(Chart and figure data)

········

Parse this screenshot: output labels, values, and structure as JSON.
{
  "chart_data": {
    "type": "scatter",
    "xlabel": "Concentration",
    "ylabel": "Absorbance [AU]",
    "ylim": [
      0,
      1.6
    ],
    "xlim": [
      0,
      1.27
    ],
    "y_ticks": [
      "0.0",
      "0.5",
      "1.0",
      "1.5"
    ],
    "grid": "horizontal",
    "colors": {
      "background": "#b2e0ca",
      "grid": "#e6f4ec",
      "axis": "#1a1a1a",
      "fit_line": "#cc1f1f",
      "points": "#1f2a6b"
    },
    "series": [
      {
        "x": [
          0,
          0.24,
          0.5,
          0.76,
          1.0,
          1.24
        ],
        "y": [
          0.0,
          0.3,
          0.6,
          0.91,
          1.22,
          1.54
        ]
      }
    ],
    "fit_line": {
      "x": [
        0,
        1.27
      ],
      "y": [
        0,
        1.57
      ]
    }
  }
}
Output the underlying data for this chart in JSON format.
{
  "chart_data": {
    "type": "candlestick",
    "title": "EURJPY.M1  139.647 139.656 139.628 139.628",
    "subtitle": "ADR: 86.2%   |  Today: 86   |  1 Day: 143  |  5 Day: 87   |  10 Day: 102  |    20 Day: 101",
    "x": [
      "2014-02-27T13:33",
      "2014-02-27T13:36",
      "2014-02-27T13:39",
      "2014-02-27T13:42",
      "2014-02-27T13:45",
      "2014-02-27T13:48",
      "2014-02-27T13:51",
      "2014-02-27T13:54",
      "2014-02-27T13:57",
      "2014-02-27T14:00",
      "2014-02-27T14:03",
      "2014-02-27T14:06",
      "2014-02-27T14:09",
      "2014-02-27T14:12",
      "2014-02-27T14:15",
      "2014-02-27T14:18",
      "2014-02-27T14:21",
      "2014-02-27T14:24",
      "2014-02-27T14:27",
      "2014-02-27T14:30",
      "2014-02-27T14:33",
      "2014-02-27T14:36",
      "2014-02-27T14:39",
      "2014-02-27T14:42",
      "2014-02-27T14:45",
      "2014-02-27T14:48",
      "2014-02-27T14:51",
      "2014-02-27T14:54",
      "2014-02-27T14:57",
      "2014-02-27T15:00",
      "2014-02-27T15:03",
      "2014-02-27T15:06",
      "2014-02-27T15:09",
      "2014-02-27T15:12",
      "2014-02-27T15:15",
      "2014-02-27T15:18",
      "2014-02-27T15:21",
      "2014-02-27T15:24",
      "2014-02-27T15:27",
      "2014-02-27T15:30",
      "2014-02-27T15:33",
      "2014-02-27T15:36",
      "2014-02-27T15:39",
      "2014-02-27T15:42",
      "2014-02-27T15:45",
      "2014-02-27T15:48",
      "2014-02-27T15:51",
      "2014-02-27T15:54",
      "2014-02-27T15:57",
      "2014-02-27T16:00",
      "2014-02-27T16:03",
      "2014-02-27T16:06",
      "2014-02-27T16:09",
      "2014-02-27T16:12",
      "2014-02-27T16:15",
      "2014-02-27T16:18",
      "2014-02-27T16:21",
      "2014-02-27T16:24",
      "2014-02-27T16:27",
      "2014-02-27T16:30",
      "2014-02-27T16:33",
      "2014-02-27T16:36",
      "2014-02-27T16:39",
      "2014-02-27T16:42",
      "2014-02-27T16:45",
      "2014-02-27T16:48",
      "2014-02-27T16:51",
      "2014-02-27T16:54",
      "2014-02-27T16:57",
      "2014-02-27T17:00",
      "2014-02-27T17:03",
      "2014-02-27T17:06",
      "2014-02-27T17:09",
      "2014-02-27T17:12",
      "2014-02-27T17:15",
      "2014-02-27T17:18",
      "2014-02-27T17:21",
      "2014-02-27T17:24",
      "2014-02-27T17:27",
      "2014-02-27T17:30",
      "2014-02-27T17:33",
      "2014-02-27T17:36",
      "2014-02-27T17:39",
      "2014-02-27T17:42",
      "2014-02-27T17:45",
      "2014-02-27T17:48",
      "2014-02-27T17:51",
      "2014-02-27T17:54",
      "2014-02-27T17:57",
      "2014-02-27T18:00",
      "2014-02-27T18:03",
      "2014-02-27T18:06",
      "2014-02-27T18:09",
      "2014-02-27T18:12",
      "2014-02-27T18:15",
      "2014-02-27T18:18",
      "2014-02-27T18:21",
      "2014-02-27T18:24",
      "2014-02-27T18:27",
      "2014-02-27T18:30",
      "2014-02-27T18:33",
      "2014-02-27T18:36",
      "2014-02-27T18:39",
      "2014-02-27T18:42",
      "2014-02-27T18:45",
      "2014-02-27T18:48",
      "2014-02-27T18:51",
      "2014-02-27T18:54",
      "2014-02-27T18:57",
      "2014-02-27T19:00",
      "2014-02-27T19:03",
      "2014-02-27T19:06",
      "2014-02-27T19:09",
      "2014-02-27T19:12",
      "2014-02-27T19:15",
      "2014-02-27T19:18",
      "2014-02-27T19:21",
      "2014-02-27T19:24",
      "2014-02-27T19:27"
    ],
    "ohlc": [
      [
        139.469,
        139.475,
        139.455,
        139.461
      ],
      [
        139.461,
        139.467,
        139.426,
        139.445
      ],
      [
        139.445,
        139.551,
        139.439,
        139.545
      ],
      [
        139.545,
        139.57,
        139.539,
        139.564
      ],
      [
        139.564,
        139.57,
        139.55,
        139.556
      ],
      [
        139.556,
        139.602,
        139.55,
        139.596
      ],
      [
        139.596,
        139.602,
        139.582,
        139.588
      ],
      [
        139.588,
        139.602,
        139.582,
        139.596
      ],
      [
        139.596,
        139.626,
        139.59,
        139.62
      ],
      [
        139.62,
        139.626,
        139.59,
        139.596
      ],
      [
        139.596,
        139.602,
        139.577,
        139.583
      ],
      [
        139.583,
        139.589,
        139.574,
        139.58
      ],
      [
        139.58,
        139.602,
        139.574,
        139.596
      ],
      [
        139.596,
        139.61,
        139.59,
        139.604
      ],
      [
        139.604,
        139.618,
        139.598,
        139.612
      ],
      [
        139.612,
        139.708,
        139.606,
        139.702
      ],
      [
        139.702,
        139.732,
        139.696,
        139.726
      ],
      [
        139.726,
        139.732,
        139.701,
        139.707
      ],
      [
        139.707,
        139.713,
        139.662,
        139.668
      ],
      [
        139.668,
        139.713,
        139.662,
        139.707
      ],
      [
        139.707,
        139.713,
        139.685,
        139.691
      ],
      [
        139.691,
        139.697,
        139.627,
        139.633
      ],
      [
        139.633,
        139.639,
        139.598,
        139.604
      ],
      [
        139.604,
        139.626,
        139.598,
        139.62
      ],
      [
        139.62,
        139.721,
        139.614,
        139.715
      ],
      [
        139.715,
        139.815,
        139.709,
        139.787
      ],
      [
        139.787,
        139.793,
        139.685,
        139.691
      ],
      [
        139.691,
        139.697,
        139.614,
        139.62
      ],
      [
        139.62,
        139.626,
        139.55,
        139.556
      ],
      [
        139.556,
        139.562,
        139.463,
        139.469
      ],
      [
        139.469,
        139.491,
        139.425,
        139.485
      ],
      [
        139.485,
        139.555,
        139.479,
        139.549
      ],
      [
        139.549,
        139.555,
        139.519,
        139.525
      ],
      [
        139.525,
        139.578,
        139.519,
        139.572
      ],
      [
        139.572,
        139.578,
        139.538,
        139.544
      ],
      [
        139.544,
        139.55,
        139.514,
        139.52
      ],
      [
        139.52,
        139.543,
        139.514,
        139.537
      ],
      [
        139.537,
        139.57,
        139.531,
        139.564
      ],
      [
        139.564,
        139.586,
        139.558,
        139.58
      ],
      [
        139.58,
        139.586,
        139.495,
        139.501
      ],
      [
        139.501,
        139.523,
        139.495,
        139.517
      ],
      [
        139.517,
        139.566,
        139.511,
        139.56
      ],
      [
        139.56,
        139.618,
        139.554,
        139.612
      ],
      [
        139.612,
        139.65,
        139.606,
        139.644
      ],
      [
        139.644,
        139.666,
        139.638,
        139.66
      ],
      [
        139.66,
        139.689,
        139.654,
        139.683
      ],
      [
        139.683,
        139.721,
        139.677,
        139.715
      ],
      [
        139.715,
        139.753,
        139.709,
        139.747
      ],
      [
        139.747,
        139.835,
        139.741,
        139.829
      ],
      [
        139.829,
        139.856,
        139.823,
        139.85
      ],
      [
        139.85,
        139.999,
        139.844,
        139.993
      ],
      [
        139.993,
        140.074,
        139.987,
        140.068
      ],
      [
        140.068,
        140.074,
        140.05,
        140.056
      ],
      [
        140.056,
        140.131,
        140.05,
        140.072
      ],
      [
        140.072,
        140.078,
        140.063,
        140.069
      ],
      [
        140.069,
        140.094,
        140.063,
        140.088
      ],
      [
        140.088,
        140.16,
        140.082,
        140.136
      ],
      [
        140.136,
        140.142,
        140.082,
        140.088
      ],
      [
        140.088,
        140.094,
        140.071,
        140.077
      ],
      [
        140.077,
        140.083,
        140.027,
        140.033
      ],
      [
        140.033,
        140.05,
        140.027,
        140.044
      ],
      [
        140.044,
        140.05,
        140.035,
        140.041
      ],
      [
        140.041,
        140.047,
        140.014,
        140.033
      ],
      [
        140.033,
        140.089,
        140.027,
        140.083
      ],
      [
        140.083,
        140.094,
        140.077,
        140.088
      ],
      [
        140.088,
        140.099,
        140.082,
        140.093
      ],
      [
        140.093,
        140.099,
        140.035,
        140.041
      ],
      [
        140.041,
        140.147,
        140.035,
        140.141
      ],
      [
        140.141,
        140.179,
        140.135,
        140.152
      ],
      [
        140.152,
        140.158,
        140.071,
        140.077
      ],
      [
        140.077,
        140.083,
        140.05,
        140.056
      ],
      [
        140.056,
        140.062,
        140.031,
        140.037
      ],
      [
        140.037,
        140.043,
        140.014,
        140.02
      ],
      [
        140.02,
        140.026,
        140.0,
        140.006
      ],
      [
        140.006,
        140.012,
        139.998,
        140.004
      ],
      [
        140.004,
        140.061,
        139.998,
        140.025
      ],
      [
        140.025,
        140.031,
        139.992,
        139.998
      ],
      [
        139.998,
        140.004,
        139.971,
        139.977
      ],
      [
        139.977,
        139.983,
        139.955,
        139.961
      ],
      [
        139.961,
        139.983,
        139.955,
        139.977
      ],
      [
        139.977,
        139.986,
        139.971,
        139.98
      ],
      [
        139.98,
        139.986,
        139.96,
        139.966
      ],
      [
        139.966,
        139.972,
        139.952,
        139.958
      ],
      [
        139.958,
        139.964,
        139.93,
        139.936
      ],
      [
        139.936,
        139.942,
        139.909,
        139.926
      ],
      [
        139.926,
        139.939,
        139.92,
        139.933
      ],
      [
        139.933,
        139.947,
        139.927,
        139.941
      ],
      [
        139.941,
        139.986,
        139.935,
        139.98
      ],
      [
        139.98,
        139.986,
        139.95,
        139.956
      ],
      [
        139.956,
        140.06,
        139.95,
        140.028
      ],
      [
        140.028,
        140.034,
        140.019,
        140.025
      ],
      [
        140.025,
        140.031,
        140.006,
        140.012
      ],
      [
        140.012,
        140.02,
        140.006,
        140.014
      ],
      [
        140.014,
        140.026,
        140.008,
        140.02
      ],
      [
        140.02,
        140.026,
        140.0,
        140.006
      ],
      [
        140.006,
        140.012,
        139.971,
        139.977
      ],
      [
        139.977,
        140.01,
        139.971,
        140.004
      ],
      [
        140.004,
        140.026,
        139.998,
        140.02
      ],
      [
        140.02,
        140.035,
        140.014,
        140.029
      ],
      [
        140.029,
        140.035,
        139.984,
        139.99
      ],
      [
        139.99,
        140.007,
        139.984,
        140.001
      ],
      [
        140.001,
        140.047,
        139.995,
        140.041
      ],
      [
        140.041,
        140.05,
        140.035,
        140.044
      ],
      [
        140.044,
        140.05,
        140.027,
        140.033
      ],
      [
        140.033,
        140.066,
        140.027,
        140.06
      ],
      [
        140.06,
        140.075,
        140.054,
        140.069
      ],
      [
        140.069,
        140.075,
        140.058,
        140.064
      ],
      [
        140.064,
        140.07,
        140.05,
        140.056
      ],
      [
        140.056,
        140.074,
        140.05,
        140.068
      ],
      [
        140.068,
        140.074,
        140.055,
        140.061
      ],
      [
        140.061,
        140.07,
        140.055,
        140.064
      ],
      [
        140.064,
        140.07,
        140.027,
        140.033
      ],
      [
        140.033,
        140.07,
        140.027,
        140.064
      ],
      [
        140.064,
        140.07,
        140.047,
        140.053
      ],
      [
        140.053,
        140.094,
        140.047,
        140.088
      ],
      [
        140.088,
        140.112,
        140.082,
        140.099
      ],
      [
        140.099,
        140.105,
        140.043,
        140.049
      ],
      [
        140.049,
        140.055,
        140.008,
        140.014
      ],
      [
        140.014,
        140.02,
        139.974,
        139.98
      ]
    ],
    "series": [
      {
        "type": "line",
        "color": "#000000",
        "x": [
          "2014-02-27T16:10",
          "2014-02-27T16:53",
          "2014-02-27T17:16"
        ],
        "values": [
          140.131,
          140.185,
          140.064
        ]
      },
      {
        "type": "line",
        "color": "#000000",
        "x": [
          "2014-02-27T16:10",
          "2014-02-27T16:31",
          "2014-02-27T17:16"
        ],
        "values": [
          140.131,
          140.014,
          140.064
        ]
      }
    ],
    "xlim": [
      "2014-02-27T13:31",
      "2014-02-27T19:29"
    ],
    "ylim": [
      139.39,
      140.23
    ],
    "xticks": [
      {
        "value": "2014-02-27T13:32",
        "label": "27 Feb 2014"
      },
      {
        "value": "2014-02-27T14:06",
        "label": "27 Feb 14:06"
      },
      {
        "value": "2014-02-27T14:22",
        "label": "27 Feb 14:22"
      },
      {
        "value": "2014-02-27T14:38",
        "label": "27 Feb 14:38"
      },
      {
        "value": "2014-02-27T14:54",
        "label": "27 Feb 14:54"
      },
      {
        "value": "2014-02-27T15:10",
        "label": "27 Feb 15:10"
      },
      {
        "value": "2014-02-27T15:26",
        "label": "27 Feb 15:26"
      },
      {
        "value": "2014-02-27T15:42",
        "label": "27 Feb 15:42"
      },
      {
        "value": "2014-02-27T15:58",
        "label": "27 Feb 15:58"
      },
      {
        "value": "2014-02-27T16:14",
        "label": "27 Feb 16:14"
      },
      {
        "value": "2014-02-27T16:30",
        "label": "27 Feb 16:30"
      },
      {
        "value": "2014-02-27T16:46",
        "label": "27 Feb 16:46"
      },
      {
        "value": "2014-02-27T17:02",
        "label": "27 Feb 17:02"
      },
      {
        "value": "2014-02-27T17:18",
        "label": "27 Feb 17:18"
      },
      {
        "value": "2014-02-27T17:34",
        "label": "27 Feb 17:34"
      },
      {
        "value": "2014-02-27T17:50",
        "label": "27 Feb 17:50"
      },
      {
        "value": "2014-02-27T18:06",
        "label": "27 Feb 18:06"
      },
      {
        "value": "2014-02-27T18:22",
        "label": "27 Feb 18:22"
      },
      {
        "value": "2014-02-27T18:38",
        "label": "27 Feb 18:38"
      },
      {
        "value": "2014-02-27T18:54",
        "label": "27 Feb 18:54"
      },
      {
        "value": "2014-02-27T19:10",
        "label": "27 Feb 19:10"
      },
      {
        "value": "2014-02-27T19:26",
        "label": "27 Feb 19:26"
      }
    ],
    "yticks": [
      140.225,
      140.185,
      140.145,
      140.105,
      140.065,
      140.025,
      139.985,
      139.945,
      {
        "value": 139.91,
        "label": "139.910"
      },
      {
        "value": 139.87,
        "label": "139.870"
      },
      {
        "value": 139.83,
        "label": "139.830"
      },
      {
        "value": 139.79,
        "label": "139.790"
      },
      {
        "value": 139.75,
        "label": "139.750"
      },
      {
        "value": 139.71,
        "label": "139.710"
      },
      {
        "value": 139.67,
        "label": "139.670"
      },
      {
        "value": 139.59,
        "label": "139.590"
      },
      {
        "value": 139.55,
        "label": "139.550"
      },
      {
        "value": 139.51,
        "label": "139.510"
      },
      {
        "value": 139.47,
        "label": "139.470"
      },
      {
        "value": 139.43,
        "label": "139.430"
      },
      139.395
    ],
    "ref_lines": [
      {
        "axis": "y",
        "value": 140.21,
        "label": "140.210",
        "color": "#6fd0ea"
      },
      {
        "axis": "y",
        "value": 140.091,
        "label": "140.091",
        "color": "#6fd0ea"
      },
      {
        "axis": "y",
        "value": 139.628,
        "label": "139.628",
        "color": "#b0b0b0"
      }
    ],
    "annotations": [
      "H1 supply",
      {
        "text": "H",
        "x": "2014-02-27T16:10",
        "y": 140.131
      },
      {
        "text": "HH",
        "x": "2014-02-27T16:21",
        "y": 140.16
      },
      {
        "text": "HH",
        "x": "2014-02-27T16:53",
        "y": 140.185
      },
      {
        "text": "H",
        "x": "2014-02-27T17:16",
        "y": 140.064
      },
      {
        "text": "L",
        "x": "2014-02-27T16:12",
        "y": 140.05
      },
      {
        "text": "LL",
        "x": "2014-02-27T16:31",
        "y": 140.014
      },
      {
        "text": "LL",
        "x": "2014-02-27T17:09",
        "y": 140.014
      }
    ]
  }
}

········

_Exercise instructions_.
Only the number is needed: state how many lines in the listing contain "JSON".

_Result of the task_.
2